§ The problem:
Here are some records; copy every line that holds the word "JSON".

§ Dataset excerpts:
────────────────────────────────────────

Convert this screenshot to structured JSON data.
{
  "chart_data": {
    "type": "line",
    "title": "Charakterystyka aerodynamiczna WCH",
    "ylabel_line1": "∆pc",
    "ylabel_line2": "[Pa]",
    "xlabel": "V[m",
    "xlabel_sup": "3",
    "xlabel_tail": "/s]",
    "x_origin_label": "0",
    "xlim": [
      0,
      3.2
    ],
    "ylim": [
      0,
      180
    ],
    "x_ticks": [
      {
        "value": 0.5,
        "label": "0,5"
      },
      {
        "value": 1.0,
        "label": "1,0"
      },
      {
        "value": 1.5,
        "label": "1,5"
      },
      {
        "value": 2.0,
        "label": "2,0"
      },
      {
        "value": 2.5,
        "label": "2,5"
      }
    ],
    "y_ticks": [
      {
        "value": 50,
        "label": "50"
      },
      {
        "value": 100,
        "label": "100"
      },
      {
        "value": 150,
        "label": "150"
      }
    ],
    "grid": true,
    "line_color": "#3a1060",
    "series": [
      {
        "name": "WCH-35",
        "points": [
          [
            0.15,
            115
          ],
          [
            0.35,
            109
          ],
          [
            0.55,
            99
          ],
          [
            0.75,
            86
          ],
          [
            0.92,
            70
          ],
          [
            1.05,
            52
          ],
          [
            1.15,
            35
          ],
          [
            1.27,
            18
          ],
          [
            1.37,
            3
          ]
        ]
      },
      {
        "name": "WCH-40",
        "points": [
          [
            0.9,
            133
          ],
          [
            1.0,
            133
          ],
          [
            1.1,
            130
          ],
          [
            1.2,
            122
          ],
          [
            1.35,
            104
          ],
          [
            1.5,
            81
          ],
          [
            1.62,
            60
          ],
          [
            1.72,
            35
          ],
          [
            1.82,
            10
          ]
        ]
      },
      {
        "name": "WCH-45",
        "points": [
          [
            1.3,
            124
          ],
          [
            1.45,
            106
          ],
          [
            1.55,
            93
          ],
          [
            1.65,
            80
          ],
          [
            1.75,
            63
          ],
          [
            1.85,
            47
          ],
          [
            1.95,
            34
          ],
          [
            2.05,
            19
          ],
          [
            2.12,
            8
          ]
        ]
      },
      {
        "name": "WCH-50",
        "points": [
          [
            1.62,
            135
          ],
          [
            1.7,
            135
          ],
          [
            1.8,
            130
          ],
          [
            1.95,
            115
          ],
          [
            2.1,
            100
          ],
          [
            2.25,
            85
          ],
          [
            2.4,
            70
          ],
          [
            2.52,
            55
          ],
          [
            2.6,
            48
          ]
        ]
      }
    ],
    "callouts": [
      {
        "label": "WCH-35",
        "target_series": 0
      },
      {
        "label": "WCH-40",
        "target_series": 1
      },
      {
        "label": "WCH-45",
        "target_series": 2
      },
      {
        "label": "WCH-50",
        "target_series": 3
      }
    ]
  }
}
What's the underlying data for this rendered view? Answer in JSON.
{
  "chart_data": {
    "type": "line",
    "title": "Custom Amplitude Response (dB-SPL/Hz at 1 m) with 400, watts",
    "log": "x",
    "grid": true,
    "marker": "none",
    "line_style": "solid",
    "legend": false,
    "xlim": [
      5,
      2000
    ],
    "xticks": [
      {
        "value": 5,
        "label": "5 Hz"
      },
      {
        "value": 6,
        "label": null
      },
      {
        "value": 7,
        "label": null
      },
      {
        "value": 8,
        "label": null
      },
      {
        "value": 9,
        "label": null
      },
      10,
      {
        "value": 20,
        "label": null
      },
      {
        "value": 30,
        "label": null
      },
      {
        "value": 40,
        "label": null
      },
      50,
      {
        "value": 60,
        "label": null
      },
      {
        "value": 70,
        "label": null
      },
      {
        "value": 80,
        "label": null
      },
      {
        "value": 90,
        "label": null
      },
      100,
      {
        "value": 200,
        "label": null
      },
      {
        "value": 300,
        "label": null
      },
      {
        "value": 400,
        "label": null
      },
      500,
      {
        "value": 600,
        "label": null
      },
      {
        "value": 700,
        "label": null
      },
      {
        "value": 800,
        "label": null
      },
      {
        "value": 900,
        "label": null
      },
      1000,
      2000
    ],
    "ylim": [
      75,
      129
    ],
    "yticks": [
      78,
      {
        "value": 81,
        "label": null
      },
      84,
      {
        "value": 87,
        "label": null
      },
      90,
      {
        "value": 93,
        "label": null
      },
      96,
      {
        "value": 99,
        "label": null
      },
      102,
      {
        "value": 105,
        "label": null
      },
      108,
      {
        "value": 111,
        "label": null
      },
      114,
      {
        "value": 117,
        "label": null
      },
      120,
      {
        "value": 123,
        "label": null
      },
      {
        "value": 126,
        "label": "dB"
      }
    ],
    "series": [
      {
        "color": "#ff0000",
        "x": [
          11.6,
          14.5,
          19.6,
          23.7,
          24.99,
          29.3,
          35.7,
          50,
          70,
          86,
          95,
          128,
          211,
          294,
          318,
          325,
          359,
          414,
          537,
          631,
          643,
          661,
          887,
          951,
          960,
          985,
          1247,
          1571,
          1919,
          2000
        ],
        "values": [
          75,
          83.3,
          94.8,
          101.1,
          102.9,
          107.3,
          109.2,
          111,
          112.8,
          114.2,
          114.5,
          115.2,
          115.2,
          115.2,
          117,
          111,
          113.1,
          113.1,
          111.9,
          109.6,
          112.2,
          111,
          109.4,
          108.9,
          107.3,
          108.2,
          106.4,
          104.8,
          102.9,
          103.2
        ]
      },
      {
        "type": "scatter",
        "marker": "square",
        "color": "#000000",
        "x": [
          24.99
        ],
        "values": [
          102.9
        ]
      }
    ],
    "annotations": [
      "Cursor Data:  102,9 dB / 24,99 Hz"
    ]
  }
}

────────────────────────────────────────

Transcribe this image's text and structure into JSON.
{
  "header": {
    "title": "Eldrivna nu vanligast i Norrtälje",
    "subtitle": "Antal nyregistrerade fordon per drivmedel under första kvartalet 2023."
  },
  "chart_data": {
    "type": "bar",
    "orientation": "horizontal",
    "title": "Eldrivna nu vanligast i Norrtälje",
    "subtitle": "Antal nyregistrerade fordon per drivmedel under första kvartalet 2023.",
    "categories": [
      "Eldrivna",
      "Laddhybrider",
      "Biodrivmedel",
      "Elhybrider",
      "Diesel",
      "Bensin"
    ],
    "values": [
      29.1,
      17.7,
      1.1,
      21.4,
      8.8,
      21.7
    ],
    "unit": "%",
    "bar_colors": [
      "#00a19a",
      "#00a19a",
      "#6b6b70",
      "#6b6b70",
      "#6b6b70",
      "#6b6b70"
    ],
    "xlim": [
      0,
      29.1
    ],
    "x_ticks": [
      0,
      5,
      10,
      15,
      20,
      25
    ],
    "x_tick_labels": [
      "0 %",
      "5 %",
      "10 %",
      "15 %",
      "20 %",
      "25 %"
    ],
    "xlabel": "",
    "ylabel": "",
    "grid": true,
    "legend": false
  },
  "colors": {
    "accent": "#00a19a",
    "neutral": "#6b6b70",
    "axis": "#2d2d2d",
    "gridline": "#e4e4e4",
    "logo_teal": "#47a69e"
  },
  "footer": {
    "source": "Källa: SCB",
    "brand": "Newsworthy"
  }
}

────────────────────────────────────────

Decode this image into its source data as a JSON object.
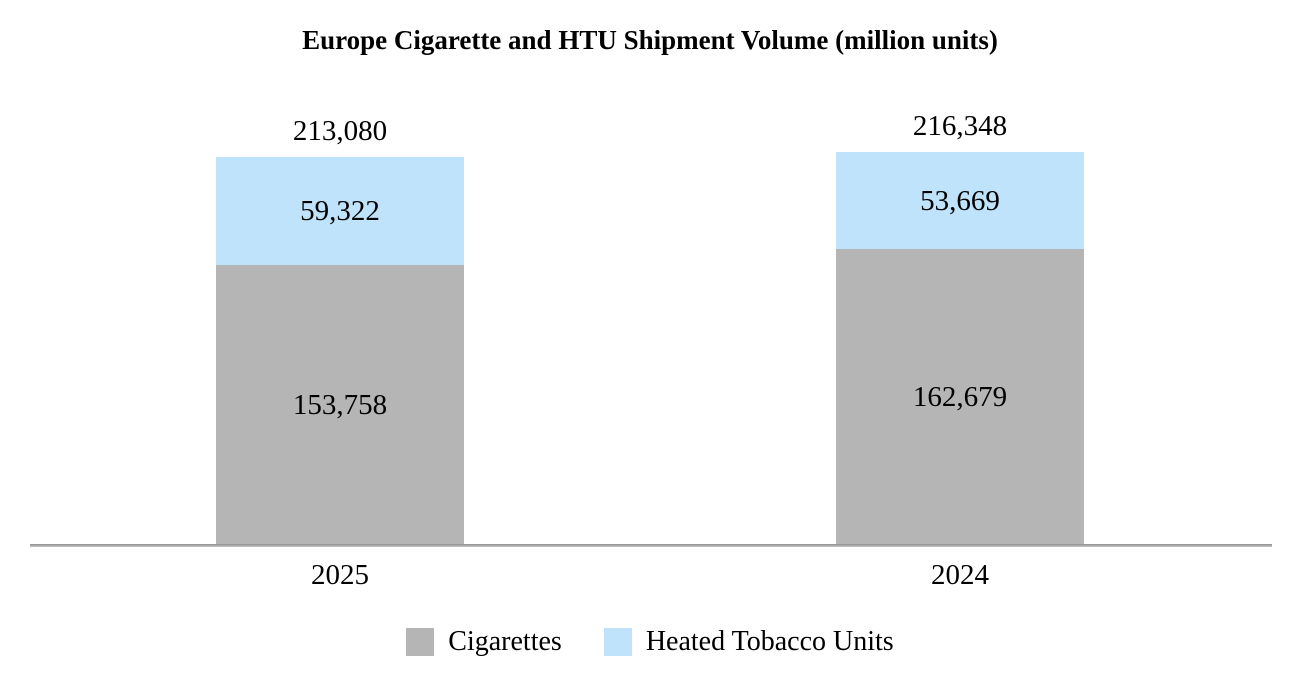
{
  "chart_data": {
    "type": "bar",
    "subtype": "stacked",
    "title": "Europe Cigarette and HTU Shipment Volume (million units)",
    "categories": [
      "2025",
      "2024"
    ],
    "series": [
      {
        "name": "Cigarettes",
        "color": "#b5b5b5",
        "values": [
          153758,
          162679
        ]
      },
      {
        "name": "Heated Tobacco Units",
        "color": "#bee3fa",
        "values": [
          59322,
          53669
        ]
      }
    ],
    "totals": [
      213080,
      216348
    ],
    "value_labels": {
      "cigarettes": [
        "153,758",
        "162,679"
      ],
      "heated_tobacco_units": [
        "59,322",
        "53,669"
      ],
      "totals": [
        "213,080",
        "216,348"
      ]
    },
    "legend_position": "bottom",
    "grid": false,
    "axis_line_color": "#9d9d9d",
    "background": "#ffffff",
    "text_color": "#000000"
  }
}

────────────────────────────────────────

§ Response to the exercise:
Convert this screenshot to structured JSON data.
What's the underlying data for this rendered view? Answer in JSON.
Transcribe this image's text and structure into JSON.
Decode this image into its source data as a JSON object.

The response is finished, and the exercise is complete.